┌──

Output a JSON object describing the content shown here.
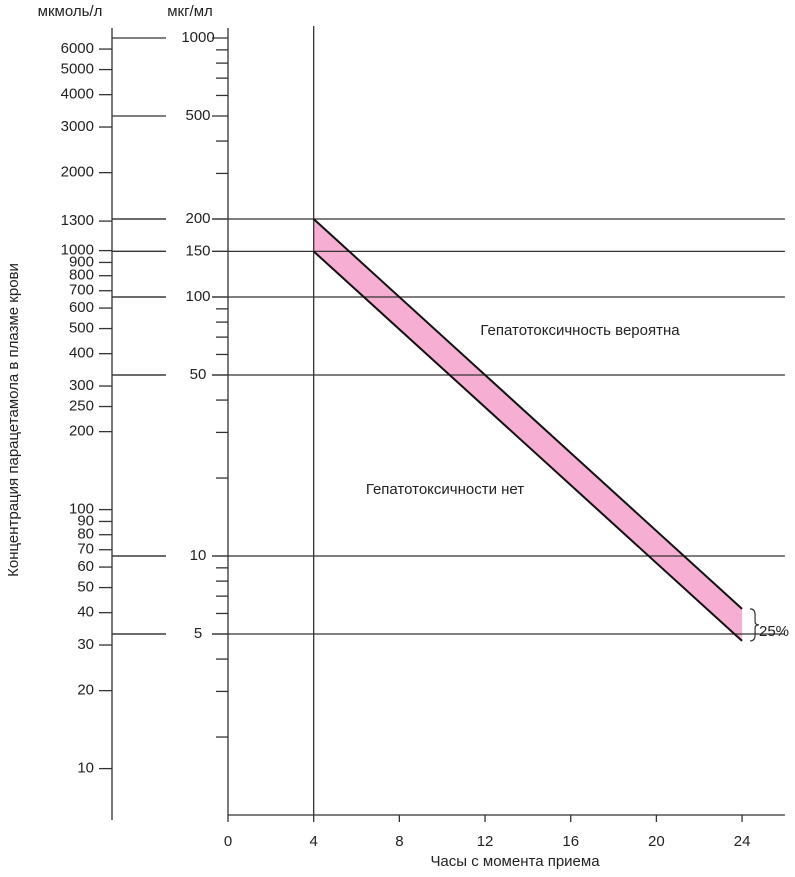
{
  "chart_data": {
    "type": "band",
    "ylabel": "Концентрация парацетамола в плазме крови",
    "xlabel": "Часы с момента приема",
    "y_unit": "мкг/мл",
    "y2_unit": "мкмоль/л",
    "log_scale": true,
    "xlim": [
      0,
      26
    ],
    "xticks": [
      0,
      4,
      8,
      12,
      16,
      20,
      24
    ],
    "ylim": [
      1,
      1000
    ],
    "yticks": [
      1000,
      500,
      200,
      150,
      100,
      50,
      10,
      5
    ],
    "yminorticks": [
      900,
      800,
      700,
      600,
      400,
      300,
      90,
      80,
      70,
      60,
      40,
      30,
      20,
      9,
      8,
      7,
      6,
      4,
      3,
      2
    ],
    "y2lim": [
      6.62,
      6620
    ],
    "y2ticks": [
      6000,
      5000,
      4000,
      3000,
      2000,
      1300,
      1000,
      900,
      800,
      700,
      600,
      500,
      400,
      300,
      250,
      200,
      100,
      90,
      80,
      70,
      60,
      50,
      40,
      30,
      20,
      10
    ],
    "hlines": [
      200,
      150,
      100,
      50,
      10,
      5
    ],
    "vline": 4,
    "band_color": "#f6aed2",
    "series": [
      {
        "color": "#111111",
        "x": [
          4,
          24
        ],
        "values": [
          200,
          6.25
        ]
      },
      {
        "color": "#111111",
        "x": [
          4,
          24
        ],
        "values": [
          150,
          4.7
        ]
      }
    ],
    "annotations": [
      "Гепатотоксичность вероятна",
      "Гепатотоксичности нет",
      "25%"
    ]
  }
}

└──

YOUR GOAL:
Transcribe the complete set of entries verbatim. No pictures belong in the copy.

ANSWER TO THIS TASK:
Output a JSON object describing the content shown here.
{
  "chart_data": {
    "type": "band",
    "ylabel": "Концентрация парацетамола в плазме крови",
    "xlabel": "Часы с момента приема",
    "y_unit": "мкг/мл",
    "y2_unit": "мкмоль/л",
    "log_scale": true,
    "xlim": [
      0,
      26
    ],
    "xticks": [
      0,
      4,
      8,
      12,
      16,
      20,
      24
    ],
    "ylim": [
      1,
      1000
    ],
    "yticks": [
      1000,
      500,
      200,
      150,
      100,
      50,
      10,
      5
    ],
    "yminorticks": [
      900,
      800,
      700,
      600,
      400,
      300,
      90,
      80,
      70,
      60,
      40,
      30,
      20,
      9,
      8,
      7,
      6,
      4,
      3,
      2
    ],
    "y2lim": [
      6.62,
      6620
    ],
    "y2ticks": [
      6000,
      5000,
      4000,
      3000,
      2000,
      1300,
      1000,
      900,
      800,
      700,
      600,
      500,
      400,
      300,
      250,
      200,
      100,
      90,
      80,
      70,
      60,
      50,
      40,
      30,
      20,
      10
    ],
    "hlines": [
      200,
      150,
      100,
      50,
      10,
      5
    ],
    "vline": 4,
    "band_color": "#f6aed2",
    "series": [
      {
        "color": "#111111",
        "x": [
          4,
          24
        ],
        "values": [
          200,
          6.25
        ]
      },
      {
        "color": "#111111",
        "x": [
          4,
          24
        ],
        "values": [
          150,
          4.7
        ]
      }
    ],
    "annotations": [
      "Гепатотоксичность вероятна",
      "Гепатотоксичности нет",
      "25%"
    ]
  }
}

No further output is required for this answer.